▶ [EXERCISE TASK]: Among these lines, how many include "title"? Answer only with the number.

▶ [DATA SHOWN]:
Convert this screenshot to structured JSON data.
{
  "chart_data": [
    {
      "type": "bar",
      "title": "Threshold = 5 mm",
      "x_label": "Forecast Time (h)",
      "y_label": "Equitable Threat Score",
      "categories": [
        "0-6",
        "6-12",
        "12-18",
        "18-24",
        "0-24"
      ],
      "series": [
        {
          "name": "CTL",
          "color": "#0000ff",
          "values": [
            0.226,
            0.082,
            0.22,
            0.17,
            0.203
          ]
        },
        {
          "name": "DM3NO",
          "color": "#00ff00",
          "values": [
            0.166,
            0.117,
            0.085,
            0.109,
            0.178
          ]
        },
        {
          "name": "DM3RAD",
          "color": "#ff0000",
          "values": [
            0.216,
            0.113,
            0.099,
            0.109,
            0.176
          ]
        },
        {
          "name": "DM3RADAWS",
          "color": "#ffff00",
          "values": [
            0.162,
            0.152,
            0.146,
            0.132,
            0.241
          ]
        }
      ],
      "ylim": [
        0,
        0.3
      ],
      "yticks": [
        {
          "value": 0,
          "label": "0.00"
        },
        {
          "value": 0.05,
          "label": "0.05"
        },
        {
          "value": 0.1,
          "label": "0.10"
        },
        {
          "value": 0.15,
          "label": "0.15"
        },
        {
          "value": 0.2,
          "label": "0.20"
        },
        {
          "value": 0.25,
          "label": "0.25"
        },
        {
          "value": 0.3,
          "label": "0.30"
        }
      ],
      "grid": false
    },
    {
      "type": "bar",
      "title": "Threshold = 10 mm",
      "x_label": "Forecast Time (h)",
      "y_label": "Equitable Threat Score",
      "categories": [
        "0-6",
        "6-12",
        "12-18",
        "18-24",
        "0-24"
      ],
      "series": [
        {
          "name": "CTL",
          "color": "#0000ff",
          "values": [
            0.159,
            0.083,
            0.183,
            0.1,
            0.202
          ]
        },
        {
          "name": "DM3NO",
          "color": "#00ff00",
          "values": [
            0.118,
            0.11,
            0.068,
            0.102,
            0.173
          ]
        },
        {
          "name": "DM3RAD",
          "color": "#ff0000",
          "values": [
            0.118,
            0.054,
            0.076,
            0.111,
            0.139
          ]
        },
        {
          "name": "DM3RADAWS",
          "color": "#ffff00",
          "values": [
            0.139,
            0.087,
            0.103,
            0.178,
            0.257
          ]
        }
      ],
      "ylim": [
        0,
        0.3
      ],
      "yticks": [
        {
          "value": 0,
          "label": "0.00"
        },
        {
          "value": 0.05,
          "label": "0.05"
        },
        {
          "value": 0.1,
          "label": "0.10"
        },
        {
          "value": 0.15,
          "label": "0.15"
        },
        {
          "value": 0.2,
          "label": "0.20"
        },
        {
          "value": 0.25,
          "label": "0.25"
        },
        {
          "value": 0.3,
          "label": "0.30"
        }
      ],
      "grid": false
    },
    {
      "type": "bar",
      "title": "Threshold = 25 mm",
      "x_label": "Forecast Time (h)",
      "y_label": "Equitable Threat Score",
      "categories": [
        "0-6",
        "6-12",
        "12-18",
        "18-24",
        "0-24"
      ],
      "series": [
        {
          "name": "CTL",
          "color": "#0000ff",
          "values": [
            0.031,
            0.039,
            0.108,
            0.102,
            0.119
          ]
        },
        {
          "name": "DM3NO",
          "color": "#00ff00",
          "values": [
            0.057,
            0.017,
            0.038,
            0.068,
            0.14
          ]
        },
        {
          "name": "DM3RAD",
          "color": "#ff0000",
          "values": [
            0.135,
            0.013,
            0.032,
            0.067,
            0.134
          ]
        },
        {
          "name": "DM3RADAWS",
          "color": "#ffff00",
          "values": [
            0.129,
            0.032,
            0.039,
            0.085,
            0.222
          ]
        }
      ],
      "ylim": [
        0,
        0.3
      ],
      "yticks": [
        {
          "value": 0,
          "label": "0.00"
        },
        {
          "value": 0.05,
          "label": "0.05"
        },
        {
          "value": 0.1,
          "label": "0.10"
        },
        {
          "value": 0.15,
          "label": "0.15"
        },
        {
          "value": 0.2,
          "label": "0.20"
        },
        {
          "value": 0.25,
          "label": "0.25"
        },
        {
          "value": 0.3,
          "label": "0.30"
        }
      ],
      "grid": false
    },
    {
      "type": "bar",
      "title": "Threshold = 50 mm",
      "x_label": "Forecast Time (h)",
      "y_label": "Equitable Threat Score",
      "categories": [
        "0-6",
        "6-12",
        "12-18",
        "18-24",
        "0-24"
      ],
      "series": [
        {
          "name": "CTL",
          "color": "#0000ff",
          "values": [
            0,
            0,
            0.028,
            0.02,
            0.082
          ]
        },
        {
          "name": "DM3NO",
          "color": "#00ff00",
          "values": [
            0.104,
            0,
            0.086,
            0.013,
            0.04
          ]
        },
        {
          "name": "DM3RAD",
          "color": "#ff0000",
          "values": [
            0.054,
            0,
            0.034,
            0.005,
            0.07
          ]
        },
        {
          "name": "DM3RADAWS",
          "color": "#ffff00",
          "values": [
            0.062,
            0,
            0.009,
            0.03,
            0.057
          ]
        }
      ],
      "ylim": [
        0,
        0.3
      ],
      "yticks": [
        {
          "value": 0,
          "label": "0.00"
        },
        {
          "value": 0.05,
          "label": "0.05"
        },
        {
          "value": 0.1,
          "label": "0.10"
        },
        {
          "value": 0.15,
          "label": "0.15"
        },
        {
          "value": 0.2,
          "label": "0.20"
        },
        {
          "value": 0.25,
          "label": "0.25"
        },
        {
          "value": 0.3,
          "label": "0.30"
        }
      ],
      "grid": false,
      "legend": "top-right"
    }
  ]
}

▶ [TASK OUTPUT]: 4